Count every line of the listing where the string "Hispanics" occurs, and reply with the count alone.

## Record extracts
- - -
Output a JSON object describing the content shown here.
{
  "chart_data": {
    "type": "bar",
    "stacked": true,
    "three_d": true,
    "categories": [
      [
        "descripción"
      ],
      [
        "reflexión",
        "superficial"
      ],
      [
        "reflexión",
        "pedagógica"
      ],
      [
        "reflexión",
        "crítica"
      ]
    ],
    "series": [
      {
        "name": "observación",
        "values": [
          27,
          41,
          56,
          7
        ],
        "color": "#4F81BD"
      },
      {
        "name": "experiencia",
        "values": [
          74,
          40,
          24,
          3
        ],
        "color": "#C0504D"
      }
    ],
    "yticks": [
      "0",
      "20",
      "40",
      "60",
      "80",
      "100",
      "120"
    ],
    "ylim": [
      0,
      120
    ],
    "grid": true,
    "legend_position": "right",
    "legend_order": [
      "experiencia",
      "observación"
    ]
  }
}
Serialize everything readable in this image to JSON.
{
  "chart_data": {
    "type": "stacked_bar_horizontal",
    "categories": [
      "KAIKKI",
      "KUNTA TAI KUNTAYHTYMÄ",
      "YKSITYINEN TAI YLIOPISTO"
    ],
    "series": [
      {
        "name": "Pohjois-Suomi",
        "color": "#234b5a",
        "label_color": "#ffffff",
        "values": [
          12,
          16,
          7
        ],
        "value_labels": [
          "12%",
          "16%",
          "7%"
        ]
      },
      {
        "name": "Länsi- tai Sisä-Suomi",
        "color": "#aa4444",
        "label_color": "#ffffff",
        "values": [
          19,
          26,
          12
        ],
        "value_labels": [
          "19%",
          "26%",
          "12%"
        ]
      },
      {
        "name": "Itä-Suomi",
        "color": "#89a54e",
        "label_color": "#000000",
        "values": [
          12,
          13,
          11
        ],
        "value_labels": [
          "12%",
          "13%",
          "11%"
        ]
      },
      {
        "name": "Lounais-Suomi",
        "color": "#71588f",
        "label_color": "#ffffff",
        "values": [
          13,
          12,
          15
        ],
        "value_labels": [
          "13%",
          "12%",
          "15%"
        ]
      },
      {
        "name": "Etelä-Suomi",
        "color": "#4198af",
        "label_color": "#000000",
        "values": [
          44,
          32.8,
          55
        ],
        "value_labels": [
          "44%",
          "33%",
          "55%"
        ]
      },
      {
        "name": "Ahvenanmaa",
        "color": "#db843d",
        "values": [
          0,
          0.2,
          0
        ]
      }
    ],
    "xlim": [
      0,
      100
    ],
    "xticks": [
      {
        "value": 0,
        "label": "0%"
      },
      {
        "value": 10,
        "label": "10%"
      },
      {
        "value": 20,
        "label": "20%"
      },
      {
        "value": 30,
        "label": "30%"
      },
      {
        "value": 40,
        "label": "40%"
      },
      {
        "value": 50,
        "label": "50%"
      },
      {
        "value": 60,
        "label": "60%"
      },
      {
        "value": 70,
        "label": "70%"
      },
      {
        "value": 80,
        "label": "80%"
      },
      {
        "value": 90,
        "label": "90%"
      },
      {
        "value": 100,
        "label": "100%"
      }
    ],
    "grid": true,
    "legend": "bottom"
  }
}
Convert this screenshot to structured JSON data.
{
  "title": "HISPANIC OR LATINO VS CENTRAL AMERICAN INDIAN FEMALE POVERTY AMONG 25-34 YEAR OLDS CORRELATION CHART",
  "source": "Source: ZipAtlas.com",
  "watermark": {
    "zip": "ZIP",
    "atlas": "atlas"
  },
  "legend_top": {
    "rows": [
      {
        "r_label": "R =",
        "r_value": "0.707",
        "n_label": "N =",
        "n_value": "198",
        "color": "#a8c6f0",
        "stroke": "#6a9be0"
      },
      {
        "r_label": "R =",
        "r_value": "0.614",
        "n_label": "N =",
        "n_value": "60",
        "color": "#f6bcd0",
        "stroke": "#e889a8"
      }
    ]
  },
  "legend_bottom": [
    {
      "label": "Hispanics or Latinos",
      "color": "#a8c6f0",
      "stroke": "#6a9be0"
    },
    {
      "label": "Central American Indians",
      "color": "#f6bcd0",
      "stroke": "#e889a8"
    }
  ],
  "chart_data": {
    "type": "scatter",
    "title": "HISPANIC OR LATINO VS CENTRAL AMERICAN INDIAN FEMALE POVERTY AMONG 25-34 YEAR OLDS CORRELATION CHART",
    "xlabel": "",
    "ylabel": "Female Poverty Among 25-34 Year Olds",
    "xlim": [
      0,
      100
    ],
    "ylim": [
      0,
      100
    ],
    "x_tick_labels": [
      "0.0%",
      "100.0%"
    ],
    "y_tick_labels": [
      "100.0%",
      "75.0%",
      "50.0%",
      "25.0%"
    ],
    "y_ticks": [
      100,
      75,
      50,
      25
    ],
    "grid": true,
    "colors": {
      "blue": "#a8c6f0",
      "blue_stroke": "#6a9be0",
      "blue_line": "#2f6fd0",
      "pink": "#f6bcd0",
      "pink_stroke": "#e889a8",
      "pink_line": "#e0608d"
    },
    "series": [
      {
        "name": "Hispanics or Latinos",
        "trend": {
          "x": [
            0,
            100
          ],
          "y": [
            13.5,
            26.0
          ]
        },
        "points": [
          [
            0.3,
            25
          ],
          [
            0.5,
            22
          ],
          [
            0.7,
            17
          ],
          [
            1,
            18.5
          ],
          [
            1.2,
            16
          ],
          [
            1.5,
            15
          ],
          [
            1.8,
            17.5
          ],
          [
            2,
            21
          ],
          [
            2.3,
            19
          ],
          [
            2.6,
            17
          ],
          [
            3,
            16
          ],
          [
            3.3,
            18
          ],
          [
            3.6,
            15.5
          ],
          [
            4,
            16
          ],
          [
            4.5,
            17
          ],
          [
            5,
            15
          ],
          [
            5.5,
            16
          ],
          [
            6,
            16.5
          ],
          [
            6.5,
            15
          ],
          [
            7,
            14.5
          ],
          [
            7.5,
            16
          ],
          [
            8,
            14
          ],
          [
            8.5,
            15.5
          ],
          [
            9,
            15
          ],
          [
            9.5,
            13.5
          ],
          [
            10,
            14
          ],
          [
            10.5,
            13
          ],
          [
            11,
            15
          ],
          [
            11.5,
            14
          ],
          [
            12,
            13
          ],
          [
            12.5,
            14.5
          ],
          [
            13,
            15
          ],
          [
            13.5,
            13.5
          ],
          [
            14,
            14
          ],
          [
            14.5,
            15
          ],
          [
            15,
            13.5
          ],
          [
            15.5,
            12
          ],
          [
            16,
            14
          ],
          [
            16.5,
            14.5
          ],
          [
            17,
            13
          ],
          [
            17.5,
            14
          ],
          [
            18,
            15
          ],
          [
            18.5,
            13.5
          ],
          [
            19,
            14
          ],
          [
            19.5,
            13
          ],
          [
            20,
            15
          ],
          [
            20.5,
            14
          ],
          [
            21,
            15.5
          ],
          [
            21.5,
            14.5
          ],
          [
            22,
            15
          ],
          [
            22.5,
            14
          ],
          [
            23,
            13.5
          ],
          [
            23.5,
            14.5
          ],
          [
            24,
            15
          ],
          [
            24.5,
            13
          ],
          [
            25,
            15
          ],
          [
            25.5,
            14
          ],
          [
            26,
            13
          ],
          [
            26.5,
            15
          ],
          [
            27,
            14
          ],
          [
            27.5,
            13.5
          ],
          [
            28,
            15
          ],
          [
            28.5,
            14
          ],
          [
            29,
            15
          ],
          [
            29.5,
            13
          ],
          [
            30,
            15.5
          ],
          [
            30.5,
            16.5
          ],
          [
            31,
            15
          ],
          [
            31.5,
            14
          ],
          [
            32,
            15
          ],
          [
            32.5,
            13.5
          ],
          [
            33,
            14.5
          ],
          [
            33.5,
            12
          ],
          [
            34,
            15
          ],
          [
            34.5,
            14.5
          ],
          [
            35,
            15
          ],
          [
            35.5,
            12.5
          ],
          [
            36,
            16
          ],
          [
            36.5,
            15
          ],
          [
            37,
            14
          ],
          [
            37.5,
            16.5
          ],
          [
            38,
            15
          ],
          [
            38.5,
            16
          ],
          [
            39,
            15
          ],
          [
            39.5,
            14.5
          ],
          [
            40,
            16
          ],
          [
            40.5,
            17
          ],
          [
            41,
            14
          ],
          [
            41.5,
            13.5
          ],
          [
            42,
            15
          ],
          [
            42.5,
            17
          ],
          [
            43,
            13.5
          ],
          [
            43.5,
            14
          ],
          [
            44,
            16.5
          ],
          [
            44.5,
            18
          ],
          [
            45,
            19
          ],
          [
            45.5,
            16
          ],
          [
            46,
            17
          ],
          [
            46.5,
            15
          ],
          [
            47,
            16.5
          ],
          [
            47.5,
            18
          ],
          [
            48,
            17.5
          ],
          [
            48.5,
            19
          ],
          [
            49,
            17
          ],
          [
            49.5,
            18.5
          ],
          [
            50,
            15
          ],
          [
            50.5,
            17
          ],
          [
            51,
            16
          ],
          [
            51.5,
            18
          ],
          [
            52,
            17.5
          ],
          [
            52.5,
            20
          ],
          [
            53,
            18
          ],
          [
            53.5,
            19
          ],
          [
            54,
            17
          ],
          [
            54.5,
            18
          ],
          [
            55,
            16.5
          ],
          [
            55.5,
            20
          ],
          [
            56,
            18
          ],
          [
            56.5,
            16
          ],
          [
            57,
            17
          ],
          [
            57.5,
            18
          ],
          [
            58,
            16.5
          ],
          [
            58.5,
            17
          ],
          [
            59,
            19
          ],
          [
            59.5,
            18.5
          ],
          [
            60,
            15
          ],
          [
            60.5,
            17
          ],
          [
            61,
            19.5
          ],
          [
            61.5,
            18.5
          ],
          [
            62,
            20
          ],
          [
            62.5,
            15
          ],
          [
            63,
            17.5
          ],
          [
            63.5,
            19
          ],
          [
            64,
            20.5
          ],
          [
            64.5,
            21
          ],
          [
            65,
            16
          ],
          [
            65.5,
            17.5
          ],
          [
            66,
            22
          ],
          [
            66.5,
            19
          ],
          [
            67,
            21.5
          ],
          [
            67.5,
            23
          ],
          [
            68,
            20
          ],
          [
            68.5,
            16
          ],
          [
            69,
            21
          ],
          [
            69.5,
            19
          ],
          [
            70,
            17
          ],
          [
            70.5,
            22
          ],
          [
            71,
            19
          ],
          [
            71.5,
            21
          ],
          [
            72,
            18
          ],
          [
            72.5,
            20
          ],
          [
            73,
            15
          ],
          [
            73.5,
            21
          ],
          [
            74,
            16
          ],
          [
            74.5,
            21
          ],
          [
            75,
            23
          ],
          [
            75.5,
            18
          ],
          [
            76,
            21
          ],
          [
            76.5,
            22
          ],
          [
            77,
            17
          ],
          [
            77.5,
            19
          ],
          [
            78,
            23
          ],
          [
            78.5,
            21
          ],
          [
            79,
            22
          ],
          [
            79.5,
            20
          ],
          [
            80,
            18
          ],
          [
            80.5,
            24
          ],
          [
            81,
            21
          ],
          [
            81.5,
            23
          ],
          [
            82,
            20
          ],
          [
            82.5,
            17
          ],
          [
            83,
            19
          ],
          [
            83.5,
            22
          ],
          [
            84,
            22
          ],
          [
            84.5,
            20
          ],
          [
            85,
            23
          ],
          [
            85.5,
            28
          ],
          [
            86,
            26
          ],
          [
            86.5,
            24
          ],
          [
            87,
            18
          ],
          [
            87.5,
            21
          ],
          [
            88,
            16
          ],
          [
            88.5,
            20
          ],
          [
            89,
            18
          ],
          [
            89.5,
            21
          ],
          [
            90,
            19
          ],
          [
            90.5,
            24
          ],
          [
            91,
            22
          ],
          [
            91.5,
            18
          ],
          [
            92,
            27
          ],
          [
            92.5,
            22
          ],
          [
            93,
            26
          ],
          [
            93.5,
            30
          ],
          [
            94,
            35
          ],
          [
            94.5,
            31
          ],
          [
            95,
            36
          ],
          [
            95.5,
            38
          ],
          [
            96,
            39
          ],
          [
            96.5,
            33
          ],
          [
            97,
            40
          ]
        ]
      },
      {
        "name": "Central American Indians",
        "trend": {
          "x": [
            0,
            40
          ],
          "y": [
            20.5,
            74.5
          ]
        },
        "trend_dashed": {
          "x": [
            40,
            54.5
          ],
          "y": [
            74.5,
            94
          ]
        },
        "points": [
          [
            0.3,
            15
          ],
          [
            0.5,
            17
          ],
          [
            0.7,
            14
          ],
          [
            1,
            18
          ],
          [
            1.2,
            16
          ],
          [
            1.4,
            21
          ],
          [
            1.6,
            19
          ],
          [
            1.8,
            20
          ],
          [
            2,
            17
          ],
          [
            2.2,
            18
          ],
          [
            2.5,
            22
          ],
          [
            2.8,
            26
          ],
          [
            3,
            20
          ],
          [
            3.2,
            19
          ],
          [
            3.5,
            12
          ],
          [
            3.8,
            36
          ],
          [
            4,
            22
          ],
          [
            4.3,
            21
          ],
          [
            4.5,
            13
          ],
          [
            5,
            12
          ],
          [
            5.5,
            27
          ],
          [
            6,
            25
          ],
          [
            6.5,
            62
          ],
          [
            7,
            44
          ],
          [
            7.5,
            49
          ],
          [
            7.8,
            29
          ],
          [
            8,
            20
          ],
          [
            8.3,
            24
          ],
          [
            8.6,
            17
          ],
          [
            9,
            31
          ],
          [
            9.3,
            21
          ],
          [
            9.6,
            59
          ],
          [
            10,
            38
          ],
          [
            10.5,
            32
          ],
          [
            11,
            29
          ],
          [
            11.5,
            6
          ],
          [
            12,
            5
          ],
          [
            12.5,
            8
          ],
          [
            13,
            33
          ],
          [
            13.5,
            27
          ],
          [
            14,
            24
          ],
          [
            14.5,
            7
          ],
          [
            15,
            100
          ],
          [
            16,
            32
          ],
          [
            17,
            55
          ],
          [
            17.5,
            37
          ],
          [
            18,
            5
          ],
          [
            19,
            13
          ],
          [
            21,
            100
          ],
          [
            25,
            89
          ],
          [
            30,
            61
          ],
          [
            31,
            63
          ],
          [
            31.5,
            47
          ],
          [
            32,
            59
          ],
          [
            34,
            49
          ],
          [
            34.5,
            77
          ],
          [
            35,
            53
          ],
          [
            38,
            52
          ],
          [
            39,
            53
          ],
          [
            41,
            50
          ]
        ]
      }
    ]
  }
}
- - -
## Task response
2